Start of PROVIDED ENTRIES
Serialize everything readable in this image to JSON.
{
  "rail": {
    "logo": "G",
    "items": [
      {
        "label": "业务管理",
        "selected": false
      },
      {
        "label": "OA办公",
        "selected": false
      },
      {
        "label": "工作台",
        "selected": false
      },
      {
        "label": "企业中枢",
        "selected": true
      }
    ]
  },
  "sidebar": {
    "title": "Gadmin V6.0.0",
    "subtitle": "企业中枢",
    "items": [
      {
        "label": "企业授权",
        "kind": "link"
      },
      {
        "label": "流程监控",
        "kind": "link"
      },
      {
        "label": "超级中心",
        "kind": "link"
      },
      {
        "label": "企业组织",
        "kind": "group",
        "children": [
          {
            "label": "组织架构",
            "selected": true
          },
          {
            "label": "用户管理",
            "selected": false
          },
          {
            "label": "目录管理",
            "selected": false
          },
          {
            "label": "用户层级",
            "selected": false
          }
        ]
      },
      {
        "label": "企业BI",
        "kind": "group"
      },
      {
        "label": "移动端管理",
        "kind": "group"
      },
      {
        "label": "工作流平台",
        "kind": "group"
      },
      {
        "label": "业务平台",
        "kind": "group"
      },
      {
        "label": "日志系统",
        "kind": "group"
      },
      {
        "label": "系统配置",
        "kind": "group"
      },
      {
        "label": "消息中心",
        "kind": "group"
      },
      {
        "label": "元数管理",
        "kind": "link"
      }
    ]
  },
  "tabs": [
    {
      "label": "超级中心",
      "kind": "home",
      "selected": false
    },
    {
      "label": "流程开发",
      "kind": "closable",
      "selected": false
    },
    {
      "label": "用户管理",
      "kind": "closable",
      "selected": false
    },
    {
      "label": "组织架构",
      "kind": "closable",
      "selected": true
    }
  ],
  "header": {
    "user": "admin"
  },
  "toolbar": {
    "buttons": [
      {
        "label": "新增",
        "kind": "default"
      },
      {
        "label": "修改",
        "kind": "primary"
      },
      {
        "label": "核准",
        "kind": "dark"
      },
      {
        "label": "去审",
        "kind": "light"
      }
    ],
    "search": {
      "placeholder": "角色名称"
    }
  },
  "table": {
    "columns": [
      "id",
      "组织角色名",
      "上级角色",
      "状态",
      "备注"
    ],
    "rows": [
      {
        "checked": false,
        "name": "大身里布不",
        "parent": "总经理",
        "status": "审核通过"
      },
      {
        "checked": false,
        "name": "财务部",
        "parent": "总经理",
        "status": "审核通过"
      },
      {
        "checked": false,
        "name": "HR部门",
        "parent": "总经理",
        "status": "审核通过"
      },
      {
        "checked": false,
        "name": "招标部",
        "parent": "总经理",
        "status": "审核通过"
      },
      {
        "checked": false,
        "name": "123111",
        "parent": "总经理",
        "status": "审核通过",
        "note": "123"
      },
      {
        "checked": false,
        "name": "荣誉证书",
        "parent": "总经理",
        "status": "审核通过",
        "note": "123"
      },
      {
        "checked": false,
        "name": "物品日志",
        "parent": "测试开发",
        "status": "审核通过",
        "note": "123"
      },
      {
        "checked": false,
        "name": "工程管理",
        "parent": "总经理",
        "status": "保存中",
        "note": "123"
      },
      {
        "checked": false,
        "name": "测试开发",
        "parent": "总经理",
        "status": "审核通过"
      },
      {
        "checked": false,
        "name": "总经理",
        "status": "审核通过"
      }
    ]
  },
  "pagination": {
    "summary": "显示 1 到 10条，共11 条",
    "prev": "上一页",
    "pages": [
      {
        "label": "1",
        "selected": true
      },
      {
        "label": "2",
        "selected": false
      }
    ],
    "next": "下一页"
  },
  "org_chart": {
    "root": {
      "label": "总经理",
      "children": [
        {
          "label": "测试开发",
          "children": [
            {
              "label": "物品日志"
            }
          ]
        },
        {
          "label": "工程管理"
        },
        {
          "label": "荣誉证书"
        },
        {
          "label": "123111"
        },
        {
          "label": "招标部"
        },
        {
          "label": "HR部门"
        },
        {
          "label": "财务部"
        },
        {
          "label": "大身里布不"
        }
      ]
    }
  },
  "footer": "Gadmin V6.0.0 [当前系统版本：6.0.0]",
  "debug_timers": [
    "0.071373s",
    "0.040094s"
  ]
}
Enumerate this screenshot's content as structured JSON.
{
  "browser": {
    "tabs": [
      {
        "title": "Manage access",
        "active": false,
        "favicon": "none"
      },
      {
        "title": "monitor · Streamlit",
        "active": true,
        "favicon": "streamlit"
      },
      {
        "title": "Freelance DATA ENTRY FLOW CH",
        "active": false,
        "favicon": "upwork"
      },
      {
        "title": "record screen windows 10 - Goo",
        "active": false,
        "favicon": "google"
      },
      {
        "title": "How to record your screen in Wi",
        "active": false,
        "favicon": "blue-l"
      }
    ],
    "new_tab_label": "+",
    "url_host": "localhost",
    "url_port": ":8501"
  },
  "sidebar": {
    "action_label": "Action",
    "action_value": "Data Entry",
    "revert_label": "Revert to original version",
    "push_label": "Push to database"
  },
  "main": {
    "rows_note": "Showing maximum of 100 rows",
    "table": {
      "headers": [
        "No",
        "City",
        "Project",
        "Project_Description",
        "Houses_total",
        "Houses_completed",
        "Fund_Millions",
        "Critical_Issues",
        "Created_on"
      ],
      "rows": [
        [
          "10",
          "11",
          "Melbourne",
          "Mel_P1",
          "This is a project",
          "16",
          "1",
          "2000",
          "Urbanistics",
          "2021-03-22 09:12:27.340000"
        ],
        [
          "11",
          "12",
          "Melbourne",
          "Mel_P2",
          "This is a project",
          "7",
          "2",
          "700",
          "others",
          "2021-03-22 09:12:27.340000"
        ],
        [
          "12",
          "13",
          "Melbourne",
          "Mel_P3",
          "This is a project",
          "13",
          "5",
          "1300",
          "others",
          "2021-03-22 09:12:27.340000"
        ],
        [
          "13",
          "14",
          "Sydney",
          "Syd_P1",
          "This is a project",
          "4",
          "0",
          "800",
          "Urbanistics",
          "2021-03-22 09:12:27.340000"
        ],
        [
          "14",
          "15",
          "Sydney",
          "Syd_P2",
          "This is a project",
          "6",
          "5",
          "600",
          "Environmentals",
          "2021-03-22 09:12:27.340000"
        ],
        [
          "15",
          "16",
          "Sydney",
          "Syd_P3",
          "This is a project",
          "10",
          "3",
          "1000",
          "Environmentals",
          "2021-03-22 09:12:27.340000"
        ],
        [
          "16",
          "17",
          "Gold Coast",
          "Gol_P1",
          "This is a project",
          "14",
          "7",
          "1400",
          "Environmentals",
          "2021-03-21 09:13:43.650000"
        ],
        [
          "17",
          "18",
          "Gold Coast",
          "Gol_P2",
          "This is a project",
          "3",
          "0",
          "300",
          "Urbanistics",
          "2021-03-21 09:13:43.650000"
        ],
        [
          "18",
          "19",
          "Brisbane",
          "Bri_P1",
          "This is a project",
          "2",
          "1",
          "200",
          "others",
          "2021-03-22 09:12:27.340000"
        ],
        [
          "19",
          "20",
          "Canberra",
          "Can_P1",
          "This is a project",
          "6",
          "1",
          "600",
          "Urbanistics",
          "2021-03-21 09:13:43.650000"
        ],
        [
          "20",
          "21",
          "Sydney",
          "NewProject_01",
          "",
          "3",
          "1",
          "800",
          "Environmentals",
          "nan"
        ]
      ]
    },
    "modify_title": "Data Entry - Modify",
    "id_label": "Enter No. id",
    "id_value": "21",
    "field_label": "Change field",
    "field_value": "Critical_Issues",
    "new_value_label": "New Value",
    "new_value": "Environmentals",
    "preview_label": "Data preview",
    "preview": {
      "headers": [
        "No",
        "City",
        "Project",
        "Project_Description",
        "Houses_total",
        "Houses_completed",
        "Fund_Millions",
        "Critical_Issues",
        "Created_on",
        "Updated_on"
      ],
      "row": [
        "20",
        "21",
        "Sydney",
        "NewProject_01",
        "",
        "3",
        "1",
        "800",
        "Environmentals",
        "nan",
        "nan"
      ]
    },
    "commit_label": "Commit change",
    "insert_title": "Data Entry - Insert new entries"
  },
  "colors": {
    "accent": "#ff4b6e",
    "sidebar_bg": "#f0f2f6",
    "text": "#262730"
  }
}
End of PROVIDED ENTRIES
Filter the records, keeping only lines that contain "preview", and show those lines.

    "preview_label": "Data preview",
    "preview": {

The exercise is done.